··· GIVEN INFORMATION

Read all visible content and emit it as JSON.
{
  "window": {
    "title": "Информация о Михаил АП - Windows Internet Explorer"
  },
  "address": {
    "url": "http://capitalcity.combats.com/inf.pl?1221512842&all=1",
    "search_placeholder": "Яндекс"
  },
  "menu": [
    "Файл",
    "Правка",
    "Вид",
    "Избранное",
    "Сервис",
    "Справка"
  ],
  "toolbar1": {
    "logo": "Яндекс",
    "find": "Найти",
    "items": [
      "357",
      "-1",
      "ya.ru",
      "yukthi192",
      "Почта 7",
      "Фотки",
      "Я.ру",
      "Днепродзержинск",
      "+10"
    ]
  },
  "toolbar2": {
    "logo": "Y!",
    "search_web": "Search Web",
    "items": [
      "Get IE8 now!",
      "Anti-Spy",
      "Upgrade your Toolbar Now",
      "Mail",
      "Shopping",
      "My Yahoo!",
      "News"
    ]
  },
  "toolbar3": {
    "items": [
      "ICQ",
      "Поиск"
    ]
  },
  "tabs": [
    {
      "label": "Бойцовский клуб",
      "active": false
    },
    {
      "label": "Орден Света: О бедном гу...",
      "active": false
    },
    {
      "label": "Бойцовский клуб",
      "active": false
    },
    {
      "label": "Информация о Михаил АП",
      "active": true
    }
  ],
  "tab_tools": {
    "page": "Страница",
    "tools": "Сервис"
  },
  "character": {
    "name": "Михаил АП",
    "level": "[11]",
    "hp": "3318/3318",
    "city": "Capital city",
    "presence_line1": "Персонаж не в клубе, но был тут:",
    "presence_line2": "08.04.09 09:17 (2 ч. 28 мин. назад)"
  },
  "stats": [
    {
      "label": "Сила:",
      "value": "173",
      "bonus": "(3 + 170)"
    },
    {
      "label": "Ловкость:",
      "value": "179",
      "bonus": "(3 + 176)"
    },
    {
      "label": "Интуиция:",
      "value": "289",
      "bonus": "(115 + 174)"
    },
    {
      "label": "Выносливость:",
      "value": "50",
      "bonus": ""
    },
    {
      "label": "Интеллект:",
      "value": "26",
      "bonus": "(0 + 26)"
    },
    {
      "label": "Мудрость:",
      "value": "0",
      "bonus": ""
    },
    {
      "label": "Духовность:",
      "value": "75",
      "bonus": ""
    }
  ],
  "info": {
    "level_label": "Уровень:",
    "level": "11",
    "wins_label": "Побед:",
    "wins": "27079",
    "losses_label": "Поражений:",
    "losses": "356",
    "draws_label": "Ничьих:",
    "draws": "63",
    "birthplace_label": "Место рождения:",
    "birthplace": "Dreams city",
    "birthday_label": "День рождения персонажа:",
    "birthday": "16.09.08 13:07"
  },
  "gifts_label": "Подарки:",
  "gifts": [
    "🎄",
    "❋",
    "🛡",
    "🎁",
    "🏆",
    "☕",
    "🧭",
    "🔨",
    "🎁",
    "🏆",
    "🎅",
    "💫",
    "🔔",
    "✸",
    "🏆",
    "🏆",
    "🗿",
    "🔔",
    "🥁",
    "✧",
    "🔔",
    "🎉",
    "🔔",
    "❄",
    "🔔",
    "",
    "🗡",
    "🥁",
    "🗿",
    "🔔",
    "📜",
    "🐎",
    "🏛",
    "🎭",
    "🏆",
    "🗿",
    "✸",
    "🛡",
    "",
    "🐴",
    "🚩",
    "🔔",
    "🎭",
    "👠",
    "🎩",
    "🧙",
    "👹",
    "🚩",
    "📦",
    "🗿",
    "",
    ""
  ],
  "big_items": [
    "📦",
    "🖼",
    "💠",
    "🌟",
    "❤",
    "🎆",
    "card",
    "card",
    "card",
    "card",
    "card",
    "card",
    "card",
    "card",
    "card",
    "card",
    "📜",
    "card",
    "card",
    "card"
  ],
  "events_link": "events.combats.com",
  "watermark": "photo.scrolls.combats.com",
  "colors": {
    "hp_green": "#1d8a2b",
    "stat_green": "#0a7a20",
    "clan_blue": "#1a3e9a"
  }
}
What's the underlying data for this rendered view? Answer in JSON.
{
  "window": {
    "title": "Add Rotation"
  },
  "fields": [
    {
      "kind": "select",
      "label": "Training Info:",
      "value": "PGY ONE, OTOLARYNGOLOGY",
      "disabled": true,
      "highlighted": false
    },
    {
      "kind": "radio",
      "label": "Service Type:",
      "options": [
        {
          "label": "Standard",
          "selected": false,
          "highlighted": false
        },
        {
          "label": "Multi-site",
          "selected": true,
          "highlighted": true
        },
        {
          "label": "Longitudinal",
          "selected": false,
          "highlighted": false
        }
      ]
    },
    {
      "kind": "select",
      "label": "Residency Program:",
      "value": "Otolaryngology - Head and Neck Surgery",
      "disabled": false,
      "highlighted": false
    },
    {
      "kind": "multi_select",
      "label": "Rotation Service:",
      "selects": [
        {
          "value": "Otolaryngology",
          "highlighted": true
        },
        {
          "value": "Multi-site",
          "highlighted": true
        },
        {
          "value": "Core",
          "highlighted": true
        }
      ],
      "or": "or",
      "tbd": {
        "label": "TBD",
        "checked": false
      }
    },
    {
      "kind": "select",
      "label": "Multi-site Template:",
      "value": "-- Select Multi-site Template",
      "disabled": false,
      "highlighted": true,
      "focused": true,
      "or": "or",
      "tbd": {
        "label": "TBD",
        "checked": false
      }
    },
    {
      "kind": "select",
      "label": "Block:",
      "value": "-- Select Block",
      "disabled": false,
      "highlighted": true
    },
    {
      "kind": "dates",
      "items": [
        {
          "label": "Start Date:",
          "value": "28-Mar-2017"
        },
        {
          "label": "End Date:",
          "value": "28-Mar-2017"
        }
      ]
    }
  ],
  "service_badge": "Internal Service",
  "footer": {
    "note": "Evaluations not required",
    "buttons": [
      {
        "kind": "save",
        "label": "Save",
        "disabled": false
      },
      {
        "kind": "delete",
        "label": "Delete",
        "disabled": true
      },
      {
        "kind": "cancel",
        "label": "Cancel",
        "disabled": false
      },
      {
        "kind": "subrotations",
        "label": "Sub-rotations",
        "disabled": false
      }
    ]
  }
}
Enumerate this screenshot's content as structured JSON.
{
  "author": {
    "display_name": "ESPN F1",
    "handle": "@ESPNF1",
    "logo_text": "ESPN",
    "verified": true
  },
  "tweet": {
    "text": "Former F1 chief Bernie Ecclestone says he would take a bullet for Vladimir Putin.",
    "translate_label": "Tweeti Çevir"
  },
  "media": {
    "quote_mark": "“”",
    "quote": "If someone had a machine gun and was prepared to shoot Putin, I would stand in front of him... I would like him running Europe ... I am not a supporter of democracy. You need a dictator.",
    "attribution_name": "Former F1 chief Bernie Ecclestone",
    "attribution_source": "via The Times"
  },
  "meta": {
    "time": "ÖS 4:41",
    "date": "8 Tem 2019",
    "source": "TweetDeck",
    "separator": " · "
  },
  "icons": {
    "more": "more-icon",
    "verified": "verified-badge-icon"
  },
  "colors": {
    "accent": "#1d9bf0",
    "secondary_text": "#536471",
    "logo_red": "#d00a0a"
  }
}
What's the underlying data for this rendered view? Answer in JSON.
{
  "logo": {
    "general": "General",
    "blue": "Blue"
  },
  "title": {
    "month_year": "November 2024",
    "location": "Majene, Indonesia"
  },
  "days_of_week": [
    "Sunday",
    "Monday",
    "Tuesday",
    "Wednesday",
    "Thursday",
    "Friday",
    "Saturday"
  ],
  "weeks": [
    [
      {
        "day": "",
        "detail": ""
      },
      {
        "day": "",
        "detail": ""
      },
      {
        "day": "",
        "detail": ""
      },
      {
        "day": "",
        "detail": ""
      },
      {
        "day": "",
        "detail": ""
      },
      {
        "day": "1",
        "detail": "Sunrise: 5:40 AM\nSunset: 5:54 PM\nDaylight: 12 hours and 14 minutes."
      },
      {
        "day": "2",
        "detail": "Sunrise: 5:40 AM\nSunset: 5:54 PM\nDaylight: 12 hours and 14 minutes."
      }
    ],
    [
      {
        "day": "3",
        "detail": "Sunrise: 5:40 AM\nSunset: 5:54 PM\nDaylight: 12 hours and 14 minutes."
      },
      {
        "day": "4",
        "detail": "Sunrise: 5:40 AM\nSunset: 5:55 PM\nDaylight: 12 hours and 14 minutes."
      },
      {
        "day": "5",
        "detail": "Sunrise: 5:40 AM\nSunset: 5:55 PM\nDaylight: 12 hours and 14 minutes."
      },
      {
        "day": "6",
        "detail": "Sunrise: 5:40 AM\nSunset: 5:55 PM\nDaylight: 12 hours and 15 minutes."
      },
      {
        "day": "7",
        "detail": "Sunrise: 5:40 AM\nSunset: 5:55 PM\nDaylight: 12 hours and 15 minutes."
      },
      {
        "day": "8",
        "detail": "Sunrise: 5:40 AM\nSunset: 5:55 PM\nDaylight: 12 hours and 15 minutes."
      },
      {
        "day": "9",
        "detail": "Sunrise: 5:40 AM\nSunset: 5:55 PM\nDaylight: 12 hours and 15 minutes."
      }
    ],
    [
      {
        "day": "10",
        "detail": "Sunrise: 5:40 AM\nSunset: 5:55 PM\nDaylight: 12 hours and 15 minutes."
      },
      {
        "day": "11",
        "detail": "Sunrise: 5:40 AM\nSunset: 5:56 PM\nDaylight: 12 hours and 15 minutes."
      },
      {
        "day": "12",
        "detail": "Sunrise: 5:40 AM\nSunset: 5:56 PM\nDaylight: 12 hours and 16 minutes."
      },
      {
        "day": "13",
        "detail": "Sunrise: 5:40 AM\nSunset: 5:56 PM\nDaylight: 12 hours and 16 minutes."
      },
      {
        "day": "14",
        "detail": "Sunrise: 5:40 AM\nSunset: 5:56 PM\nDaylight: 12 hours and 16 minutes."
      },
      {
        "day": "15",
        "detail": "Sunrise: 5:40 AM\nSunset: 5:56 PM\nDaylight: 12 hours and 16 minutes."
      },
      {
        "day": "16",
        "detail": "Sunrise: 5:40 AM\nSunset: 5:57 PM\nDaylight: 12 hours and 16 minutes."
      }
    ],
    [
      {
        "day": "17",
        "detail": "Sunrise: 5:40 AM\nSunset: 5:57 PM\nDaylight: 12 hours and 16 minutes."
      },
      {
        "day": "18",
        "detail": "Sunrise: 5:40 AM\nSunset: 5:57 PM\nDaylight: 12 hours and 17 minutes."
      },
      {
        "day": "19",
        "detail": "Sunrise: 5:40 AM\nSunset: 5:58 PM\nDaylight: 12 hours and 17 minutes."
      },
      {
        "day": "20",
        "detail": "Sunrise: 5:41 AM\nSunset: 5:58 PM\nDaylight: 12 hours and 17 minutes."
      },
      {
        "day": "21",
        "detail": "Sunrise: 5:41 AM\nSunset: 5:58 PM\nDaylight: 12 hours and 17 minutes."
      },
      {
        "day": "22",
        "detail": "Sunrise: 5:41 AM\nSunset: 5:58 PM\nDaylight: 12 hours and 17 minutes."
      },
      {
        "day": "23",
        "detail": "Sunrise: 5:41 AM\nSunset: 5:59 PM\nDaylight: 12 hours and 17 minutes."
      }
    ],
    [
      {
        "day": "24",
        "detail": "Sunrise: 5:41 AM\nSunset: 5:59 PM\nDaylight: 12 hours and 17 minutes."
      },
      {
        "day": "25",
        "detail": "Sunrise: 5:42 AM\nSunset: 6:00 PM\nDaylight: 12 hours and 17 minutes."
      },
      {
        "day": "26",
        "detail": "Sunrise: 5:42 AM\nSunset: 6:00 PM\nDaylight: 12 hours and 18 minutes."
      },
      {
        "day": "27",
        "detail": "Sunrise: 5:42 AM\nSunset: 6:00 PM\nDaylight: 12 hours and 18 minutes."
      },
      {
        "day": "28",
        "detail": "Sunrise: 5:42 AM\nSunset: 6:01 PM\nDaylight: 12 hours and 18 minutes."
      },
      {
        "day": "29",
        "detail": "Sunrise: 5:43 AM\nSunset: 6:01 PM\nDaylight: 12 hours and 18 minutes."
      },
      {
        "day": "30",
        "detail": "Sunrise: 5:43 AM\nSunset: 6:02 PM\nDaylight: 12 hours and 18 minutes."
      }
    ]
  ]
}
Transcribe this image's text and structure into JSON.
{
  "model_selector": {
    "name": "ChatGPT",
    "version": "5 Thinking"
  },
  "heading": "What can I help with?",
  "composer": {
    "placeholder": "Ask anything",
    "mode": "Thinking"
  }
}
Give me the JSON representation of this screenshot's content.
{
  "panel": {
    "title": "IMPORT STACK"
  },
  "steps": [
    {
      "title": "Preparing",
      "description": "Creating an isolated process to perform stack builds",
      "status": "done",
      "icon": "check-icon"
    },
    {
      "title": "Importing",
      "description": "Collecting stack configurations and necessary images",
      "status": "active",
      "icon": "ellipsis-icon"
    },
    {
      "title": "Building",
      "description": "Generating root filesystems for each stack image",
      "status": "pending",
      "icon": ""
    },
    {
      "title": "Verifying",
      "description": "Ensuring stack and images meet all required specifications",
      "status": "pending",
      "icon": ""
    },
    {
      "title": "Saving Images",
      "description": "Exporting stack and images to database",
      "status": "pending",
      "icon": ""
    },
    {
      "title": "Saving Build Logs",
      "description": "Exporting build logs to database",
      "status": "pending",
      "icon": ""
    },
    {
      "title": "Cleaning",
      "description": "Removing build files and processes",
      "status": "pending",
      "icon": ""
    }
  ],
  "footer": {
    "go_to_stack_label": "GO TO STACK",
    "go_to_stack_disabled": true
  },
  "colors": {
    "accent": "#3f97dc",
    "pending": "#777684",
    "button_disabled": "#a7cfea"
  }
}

······

WHAT YOU WILL DO: State the number of lines in the records that contain the string "Ecclestone", and nothing more.

COMPLETED TASK: 2